--- START ARTICLE ---
SF Chad Baker-Mazara (Twitter)
Ever since Auburn’s season ended with a second half of ice-cold shooting against Houston in the second round of the NCAA Tournament, fans have been clamoring for the Tigers to upgrade their roster.
Auburn’s 2022-23 season was an adventure — one that has carried into an eventful offseason — that had a mix of solid wins and frustrating losses. The Tigers ultimately finished the season with an effective field goal percentage of 49.5%, which was the lowest for the program since the second year of the Bruce Pearl rebuild.
Perhaps the most maddening element of Auburn’s campaign was its inability to consistently shoot well from deep, a former hallmark of Pearl’s best teams. Auburn finished No. 309 nationally in 3-point percentage at 31.5%, a far cry from the 38.1% it shot during its run to the 2019 Final Four.
Pearl and his team did a good job of adapting to its strengths and weaknesses last season, managing to make the NCAA Tournament and not go one-and-done with a more methodical offensive approach.
But, as the Tigers’ roster reload draws to a close, it’s clear that the next edition of Auburn basketball is more likely to go back to the run-and-gun style that put the program back on the map under Pearl.
The most recent evidence of this came last week, as Auburn locked down a wing in the transfer portal to help replace what it had lost in departing veteran Allen Flanigan. The Tigers had recruited a number of potential starting small forwards in the portal — most notably former 5-star Matthew Cleveland, who ultimately chose Miami — but hadn’t been able to lock one down yet.
“I’m not much of a poker player, but there’s a little bit involved in that,” Pearl said at his annual charity golf event at Lake Martin. “You don’t want to settle. You don’t want to just be done with it and take someone who can’t get you where you want to be. The league’s too good. When I say patience, we’re not panicking. But I’m hoping that it pays off.
--- END ARTICLE ---
- SHORT EXERCISE: Print everything in the Auburn basketball article from "The most recent" down to "one down yet.". The items that come next can be left aside.
--- START RECORDS SUPPLIED ---
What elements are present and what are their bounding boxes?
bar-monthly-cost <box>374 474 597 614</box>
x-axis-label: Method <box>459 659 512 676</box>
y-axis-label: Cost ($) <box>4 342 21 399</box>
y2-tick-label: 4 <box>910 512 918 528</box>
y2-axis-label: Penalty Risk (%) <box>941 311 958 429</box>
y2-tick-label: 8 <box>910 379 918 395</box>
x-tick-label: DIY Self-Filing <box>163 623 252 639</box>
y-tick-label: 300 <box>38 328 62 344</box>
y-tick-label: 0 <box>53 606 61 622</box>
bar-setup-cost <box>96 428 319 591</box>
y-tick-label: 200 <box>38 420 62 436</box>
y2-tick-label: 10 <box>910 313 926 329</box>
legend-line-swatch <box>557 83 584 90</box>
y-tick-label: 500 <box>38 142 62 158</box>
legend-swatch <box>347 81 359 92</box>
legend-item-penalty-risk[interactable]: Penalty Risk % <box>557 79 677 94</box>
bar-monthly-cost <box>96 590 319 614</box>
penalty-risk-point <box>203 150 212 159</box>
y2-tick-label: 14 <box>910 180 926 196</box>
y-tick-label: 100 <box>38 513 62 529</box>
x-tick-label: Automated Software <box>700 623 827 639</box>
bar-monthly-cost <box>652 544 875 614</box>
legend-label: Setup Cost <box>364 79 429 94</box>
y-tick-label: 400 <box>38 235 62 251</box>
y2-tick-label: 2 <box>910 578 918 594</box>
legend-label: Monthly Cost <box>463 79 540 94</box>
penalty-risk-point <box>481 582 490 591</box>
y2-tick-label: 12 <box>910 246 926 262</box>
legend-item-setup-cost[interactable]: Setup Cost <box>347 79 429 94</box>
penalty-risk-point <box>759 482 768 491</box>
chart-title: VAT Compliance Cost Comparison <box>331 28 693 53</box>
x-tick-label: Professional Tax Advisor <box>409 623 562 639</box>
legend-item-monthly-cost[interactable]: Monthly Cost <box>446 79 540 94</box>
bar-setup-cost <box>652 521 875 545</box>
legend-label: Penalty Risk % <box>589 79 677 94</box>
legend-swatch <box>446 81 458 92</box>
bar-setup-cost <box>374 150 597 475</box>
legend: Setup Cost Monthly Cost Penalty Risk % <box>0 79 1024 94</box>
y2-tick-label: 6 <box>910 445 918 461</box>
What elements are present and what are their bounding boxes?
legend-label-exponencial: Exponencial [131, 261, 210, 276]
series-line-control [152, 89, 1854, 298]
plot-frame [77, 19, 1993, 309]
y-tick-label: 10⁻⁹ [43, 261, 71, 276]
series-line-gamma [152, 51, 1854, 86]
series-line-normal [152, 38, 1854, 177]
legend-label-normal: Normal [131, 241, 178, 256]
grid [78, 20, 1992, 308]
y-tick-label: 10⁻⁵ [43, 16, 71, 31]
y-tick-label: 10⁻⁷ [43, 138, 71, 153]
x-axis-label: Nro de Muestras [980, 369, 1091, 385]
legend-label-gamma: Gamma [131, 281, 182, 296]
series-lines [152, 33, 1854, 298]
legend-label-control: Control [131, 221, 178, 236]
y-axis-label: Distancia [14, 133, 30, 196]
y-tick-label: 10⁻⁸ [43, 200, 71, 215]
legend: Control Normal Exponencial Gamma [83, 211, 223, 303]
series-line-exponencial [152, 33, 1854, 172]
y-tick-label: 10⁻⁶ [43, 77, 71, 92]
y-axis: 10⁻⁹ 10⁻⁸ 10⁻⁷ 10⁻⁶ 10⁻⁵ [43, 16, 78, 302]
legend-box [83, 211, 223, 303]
--- END RECORDS SUPPLIED ---
- FULL RESPONSE:
The most recent evidence of this came last week, as Auburn locked down a wing in the transfer portal to help replace what it had lost in departing veteran Allen Flanigan. The Tigers had recruited a number of potential starting small forwards in the portal — most notably former 5-star Matthew Cleveland, who ultimately chose Miami — but hadn’t been able to lock one down yet.